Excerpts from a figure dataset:
########

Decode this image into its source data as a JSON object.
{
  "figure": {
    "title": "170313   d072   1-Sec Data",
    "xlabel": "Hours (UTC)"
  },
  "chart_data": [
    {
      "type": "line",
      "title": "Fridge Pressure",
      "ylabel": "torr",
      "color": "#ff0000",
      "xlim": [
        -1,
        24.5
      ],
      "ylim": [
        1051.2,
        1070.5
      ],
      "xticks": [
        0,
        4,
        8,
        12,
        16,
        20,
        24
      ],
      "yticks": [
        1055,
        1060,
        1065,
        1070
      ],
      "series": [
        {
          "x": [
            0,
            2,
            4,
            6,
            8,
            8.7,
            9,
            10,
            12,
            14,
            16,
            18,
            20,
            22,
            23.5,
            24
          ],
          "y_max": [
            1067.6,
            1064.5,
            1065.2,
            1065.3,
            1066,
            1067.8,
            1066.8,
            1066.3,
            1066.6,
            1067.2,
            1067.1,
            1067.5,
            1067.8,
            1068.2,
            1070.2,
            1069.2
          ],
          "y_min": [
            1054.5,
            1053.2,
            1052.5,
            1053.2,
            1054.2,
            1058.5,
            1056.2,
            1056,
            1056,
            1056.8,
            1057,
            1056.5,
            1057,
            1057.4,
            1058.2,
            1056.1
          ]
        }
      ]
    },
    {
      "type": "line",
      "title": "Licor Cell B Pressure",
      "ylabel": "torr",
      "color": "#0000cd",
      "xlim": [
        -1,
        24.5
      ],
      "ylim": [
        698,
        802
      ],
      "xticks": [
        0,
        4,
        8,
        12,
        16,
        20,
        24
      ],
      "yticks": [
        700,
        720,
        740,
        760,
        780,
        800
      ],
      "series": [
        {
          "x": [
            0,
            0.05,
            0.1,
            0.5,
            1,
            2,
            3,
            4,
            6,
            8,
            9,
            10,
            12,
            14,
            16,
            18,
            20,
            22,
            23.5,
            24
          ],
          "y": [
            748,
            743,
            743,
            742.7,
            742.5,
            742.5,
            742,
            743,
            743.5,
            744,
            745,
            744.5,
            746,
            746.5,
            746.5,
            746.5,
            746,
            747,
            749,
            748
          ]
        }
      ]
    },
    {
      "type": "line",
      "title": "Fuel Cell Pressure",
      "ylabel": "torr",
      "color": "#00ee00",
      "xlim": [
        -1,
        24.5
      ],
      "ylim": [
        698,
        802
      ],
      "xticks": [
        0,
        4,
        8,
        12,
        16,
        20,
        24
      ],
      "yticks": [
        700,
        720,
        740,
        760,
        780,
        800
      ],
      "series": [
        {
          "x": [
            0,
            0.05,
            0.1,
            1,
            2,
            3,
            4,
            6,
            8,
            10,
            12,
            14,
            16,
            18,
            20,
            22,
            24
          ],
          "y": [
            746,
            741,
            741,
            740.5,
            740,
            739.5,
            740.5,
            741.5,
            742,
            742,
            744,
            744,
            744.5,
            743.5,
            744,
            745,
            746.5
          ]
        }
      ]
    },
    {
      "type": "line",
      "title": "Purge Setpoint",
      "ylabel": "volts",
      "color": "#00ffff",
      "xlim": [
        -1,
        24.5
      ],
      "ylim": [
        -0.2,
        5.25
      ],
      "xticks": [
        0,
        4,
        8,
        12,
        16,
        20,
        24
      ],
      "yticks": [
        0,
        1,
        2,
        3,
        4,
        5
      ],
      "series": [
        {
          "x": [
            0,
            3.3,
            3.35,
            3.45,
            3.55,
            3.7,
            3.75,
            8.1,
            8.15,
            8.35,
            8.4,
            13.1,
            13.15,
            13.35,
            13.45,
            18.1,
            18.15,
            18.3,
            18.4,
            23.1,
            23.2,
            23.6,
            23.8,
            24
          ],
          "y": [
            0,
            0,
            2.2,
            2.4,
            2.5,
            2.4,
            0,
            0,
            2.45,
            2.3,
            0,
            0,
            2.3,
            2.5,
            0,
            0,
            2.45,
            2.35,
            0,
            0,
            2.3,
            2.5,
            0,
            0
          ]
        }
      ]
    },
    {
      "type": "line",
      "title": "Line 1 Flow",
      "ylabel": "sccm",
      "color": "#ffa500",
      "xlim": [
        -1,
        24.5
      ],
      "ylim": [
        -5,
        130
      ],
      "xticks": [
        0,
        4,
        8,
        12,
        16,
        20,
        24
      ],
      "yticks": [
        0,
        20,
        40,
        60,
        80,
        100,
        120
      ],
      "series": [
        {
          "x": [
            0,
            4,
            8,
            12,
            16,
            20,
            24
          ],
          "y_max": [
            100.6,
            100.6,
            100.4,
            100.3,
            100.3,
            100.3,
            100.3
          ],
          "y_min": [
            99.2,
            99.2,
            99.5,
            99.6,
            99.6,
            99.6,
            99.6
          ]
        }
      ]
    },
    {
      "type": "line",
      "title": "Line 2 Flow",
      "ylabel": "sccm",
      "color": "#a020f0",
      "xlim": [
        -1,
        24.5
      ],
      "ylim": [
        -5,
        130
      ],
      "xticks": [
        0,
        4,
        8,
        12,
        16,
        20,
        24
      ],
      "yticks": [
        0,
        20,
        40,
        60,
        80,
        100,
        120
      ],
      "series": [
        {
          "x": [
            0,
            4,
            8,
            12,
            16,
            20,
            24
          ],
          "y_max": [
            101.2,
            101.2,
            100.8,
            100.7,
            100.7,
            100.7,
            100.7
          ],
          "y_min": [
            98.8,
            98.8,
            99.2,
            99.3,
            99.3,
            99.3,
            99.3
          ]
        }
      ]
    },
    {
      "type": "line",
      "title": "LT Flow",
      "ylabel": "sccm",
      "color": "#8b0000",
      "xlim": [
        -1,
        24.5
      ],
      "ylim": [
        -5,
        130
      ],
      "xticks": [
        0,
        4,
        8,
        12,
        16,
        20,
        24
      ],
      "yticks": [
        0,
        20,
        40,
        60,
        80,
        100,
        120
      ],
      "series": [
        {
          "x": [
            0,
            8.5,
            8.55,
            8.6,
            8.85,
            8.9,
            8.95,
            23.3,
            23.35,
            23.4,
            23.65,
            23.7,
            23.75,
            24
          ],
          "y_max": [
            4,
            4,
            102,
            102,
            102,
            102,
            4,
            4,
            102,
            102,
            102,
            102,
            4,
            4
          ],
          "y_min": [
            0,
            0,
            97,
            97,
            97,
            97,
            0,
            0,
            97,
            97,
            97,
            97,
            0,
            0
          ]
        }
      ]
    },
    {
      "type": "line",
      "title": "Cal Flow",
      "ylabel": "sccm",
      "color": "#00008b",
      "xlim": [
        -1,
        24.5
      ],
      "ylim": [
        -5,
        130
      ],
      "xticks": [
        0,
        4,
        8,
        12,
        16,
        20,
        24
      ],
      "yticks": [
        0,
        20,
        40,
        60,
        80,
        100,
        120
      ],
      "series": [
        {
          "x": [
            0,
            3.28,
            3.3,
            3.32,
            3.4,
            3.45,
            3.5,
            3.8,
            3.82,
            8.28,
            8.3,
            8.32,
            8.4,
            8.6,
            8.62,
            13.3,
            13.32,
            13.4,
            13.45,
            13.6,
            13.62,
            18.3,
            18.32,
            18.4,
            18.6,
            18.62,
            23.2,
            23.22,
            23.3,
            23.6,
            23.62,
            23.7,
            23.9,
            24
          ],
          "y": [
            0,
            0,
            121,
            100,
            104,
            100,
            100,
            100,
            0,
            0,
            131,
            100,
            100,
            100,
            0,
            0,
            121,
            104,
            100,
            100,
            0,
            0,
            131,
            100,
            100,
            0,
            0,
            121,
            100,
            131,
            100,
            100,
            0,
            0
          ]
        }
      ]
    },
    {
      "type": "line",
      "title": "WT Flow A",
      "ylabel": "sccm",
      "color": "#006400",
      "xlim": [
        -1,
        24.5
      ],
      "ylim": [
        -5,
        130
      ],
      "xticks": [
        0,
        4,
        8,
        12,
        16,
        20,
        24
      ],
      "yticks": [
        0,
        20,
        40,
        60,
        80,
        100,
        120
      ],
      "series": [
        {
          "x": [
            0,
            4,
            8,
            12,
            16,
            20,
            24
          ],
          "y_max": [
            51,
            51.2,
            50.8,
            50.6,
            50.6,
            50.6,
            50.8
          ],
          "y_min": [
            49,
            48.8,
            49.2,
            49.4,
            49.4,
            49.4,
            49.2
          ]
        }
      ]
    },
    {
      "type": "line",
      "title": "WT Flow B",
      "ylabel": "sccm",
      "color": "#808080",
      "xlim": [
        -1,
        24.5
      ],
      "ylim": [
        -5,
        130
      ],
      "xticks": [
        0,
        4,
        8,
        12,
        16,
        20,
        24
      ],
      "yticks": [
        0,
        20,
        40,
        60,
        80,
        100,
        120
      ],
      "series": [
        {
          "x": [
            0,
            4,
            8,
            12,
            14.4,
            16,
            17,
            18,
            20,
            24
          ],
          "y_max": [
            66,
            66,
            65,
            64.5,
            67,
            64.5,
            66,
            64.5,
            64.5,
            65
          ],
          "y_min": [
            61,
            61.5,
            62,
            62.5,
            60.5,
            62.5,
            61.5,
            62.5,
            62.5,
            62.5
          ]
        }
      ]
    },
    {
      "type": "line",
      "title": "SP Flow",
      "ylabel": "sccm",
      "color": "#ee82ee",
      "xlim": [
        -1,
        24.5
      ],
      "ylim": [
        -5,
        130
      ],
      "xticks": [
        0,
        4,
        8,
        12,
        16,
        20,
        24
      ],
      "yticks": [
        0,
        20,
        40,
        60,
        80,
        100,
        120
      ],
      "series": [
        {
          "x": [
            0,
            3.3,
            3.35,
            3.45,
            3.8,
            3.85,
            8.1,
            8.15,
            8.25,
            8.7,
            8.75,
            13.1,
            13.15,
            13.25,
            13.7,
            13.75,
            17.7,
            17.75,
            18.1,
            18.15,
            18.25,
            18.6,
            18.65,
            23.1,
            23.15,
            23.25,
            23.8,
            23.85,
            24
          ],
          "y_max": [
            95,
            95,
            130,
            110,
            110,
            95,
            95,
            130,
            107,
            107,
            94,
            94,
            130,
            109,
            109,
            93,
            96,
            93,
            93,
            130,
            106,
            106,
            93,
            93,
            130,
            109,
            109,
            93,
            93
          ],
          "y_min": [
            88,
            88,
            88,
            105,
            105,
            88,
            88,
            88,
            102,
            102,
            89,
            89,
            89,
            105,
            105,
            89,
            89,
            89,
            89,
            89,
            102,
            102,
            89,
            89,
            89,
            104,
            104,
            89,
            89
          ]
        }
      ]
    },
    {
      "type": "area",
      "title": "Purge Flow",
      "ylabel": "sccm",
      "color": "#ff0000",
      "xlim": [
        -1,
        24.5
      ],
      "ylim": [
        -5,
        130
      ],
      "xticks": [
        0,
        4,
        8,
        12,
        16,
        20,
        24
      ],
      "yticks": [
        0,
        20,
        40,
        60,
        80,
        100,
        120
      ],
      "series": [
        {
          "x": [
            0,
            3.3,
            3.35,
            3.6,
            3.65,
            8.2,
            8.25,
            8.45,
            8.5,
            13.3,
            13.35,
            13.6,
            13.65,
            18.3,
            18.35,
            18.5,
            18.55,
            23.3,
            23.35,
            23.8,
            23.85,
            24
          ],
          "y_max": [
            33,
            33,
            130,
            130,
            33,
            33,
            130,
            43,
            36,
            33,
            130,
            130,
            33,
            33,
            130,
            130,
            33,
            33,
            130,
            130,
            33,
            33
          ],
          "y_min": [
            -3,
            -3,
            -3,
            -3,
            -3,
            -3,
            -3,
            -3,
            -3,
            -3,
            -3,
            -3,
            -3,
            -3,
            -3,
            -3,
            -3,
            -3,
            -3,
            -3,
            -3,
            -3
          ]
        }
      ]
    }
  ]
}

########

■ **Aim**
Only the number is wanted: how many lines in the entries above contain the word "Flow"?

■ **Right answer**
8